____ The records
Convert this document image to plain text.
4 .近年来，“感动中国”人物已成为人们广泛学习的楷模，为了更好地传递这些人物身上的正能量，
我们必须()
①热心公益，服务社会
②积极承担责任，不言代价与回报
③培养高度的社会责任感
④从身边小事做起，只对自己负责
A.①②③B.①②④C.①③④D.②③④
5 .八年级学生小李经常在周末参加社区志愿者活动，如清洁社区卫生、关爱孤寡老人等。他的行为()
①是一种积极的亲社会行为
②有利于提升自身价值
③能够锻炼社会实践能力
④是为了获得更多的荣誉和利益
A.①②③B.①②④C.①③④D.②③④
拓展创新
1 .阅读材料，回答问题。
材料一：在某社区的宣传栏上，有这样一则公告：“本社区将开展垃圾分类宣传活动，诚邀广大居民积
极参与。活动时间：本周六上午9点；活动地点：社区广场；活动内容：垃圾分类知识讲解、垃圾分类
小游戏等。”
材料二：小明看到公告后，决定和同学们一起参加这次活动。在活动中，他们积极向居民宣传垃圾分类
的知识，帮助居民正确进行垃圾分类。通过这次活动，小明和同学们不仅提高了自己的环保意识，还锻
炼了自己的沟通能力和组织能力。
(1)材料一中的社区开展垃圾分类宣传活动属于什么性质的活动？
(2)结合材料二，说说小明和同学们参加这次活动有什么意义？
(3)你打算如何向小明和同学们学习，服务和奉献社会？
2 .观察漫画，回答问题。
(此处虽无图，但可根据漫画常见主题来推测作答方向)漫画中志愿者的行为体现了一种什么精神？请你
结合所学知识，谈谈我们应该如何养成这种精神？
________
● Your goal
Reproduce all of the data exactly as given.

● Reply to the task
Convert this document image to plain text.
4 .近年来，“感动中国”人物已成为人们广泛学习的楷模，为了更好地传递这些人物身上的正能量，
我们必须()
①热心公益，服务社会
②积极承担责任，不言代价与回报
③培养高度的社会责任感
④从身边小事做起，只对自己负责
A.①②③B.①②④C.①③④D.②③④
5 .八年级学生小李经常在周末参加社区志愿者活动，如清洁社区卫生、关爱孤寡老人等。他的行为()
①是一种积极的亲社会行为
②有利于提升自身价值
③能够锻炼社会实践能力
④是为了获得更多的荣誉和利益
A.①②③B.①②④C.①③④D.②③④
拓展创新
1 .阅读材料，回答问题。
材料一：在某社区的宣传栏上，有这样一则公告：“本社区将开展垃圾分类宣传活动，诚邀广大居民积
极参与。活动时间：本周六上午9点；活动地点：社区广场；活动内容：垃圾分类知识讲解、垃圾分类
小游戏等。”
材料二：小明看到公告后，决定和同学们一起参加这次活动。在活动中，他们积极向居民宣传垃圾分类
的知识，帮助居民正确进行垃圾分类。通过这次活动，小明和同学们不仅提高了自己的环保意识，还锻
炼了自己的沟通能力和组织能力。
(1)材料一中的社区开展垃圾分类宣传活动属于什么性质的活动？
(2)结合材料二，说说小明和同学们参加这次活动有什么意义？
(3)你打算如何向小明和同学们学习，服务和奉献社会？
2 .观察漫画，回答问题。
(此处虽无图，但可根据漫画常见主题来推测作答方向)漫画中志愿者的行为体现了一种什么精神？请你
结合所学知识，谈谈我们应该如何养成这种精神？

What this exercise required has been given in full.